(Records from a dataset)
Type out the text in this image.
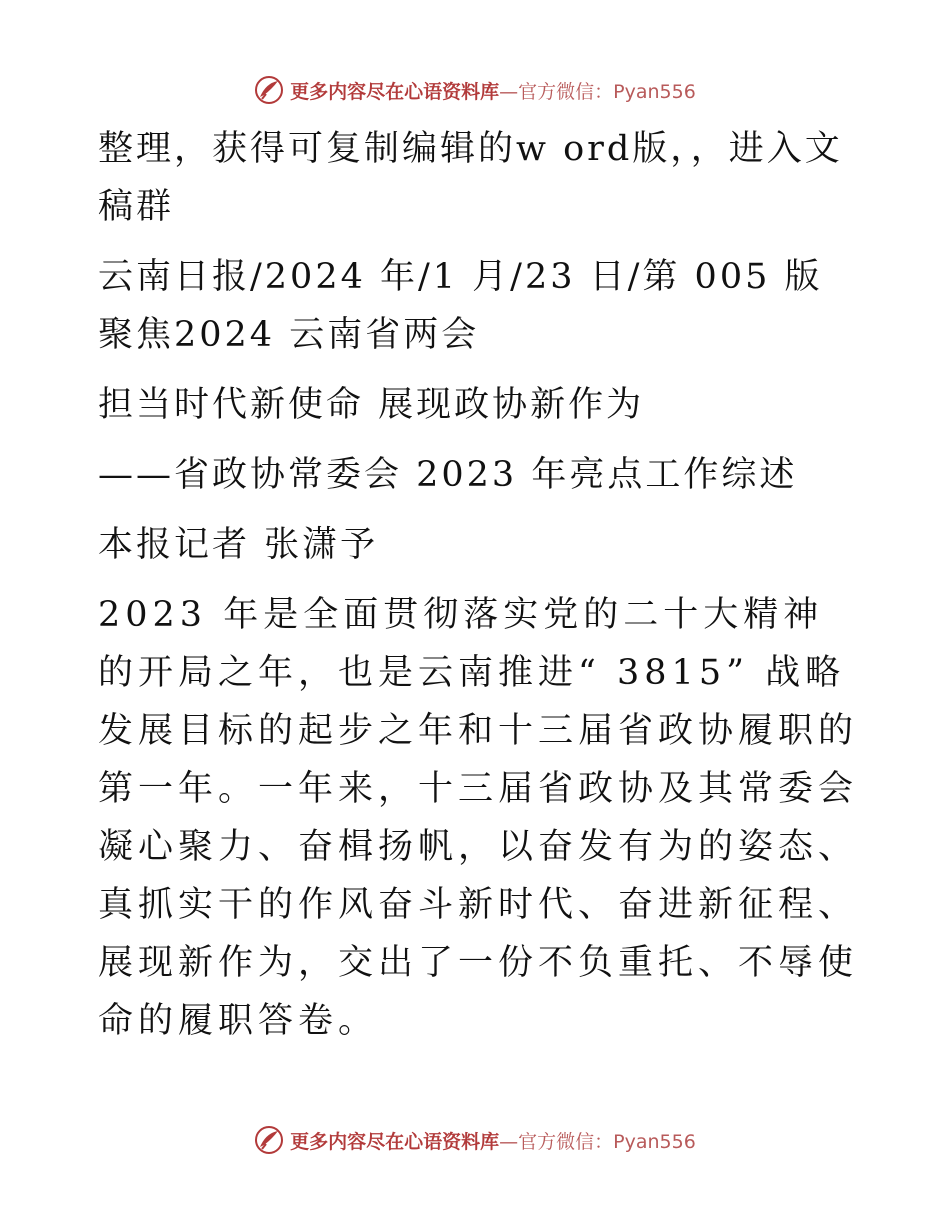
更多内容尽在心语资料库 —官方微信：Pyan556

整理，获得可复制编辑的w ord版，，进入文稿群

云南日报/2024 年/1 月/23 日/第 005 版聚焦2024 云南省两会

担当时代新使命 展现政协新作为

——省政协常委会 2023 年亮点工作综述

本报记者 张潇予

2023 年是全面贯彻落实党的二十大精神的开局之年，也是云南推进“ 3815” 战略发展目标的起步之年和十三届省政协履职的第一年。一年来，十三届省政协及其常委会凝心聚力、奋楫扬帆，以奋发有为的姿态、真抓实干的作风奋斗新时代、奋进新征程、展现新作为，交出了一份不负重托、不辱使命的履职答卷。

更多内容尽在心语资料库 —官方微信：Pyan556
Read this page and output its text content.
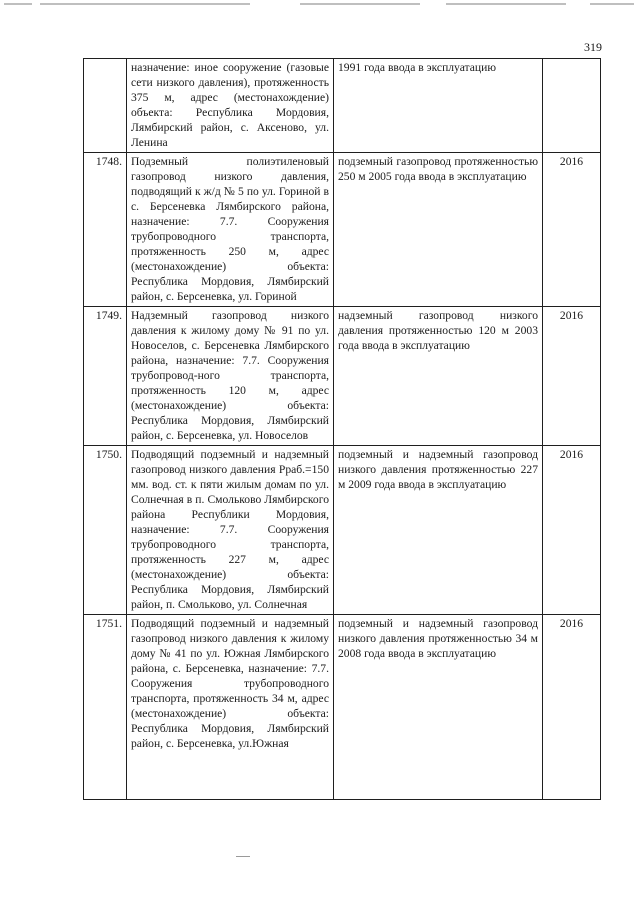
319
	назначение: иное сооружение (газовые сети низкого давления), протяженность 375 м, адрес (местонахождение) объекта: Республика Мордовия, Лямбирский район, с. Аксеново, ул. Ленина	1991 года ввода в эксплуатацию	
1748.	Подземный полиэтиленовый газопровод низкого давления, подводящий к ж/д № 5 по ул. Гориной в с. Берсеневка Лямбирского района, назначение: 7.7. Сооружения трубопроводного транспорта, протяженность 250 м, адрес (местонахождение) объекта: Республика Мордовия, Лямбирский район, с. Берсеневка, ул. Гориной	подземный газопровод протяженностью 250 м 2005 года ввода в эксплуатацию	2016
1749.	Надземный газопровод низкого давления к жилому дому № 91 по ул. Новоселов, с. Берсеневка Лямбирского района, назначение: 7.7. Сооружения трубопровод-ного транспорта, протяженность 120 м, адрес (местонахождение) объекта: Республика Мордовия, Лямбирский район, с. Берсеневка, ул. Новоселов	надземный газопровод низкого давления протяженностью 120 м 2003 года ввода в эксплуатацию	2016
1750.	Подводящий подземный и надземный газопровод низкого давления Рраб.=150 мм. вод. ст. к пяти жилым домам по ул. Солнечная в п. Смольково Лямбирского района Республики Мордовия, назначение: 7.7. Сооружения трубопроводного транспорта, протяженность 227 м, адрес (местонахождение) объекта: Республика Мордовия, Лямбирский район, п. Смольково, ул. Солнечная	подземный и надземный газопровод низкого давления протяженностью 227 м 2009 года ввода в эксплуатацию	2016
1751.	Подводящий подземный и надземный газопровод низкого давления к жилому дому № 41 по ул. Южная Лямбирского района, с. Берсеневка, назначение: 7.7. Сооружения трубопроводного транспорта, протяженность 34 м, адрес (местонахождение) объекта: Республика Мордовия, Лямбирский район, с. Берсеневка, ул.Южная	подземный и надземный газопровод низкого давления протяженностью 34 м 2008 года ввода в эксплуатацию	2016
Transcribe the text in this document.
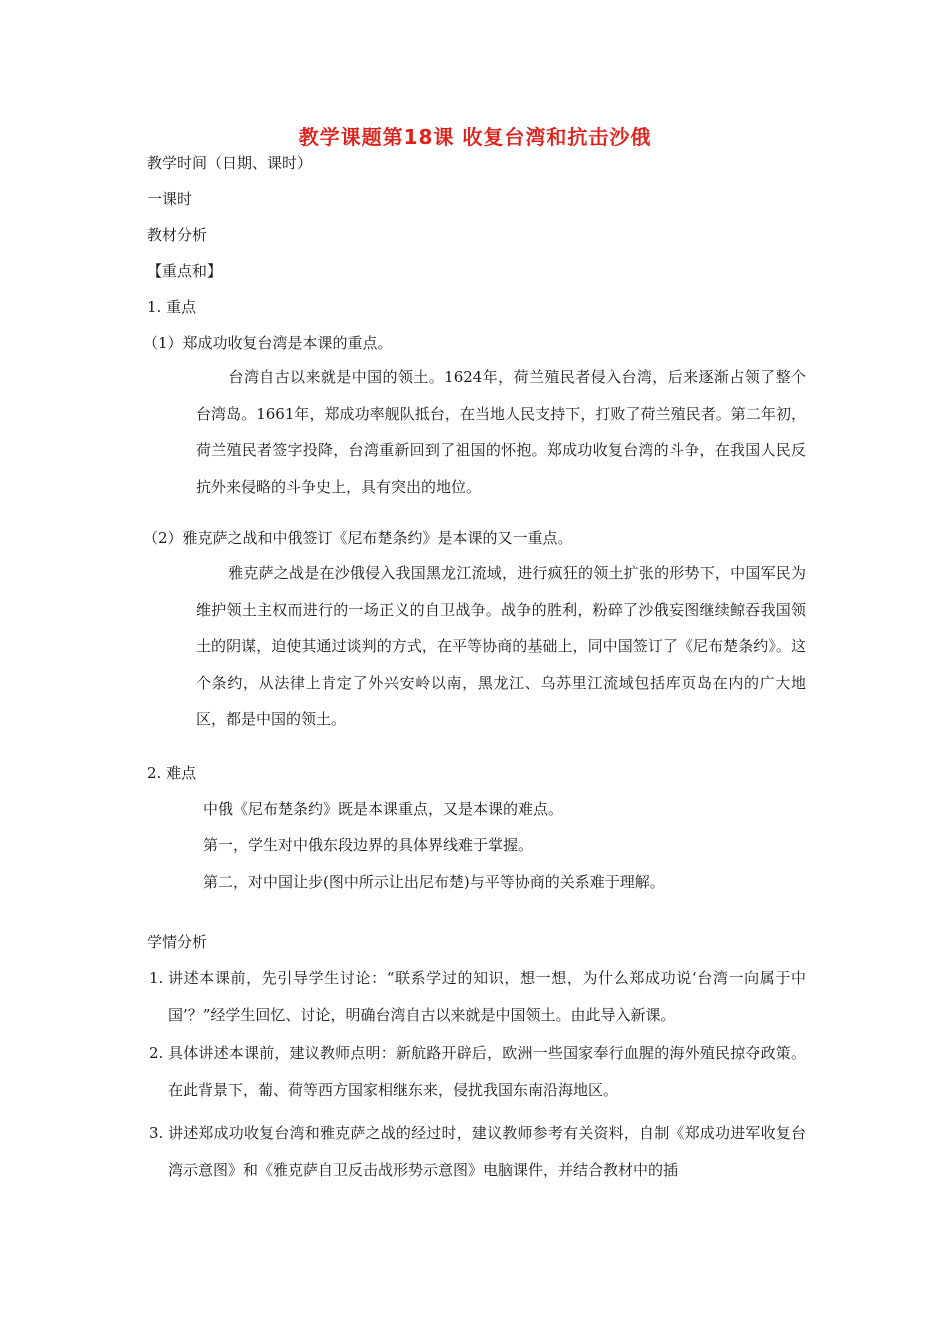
教学课题第18课 收复台湾和抗击沙俄
教学时间（日期、课时）
一课时
教材分析
【重点和】
1. 重点
（1）郑成功收复台湾是本课的重点。
台湾自古以来就是中国的领土。1624年，荷兰殖民者侵入台湾，后来逐渐占领了整个台湾岛。1661年，郑成功率舰队抵台，在当地人民支持下，打败了荷兰殖民者。第二年初，荷兰殖民者签字投降，台湾重新回到了祖国的怀抱。郑成功收复台湾的斗争，在我国人民反抗外来侵略的斗争史上，具有突出的地位。
（2）雅克萨之战和中俄签订《尼布楚条约》是本课的又一重点。
雅克萨之战是在沙俄侵入我国黑龙江流域，进行疯狂的领土扩张的形势下，中国军民为维护领土主权而进行的一场正义的自卫战争。战争的胜利，粉碎了沙俄妄图继续鲸吞我国领土的阴谋，迫使其通过谈判的方式，在平等协商的基础上，同中国签订了《尼布楚条约》。这个条约，从法律上肯定了外兴安岭以南，黑龙江、乌苏里江流域包括库页岛在内的广大地区，都是中国的领土。
2. 难点
中俄《尼布楚条约》既是本课重点，又是本课的难点。
第一，学生对中俄东段边界的具体界线难于掌握。
第二，对中国让步(图中所示让出尼布楚)与平等协商的关系难于理解。
学情分析
1. 讲述本课前，先引导学生讨论：“联系学过的知识，想一想，为什么郑成功说‘台湾一向属于中国’？”经学生回忆、讨论，明确台湾自古以来就是中国领土。由此导入新课。
2. 具体讲述本课前，建议教师点明：新航路开辟后，欧洲一些国家奉行血腥的海外殖民掠夺政策。在此背景下，葡、荷等西方国家相继东来，侵扰我国东南沿海地区。
3. 讲述郑成功收复台湾和雅克萨之战的经过时，建议教师参考有关资料，自制《郑成功进军收复台湾示意图》和《雅克萨自卫反击战形势示意图》电脑课件，并结合教材中的插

#### PROBLEM
Collect each line of the entries that has the word "this", copying it in full.

#### OUTPUT OF THE TASK
Type out the text in this image.
Read this page and output its text content.
Transcribe the text in this document.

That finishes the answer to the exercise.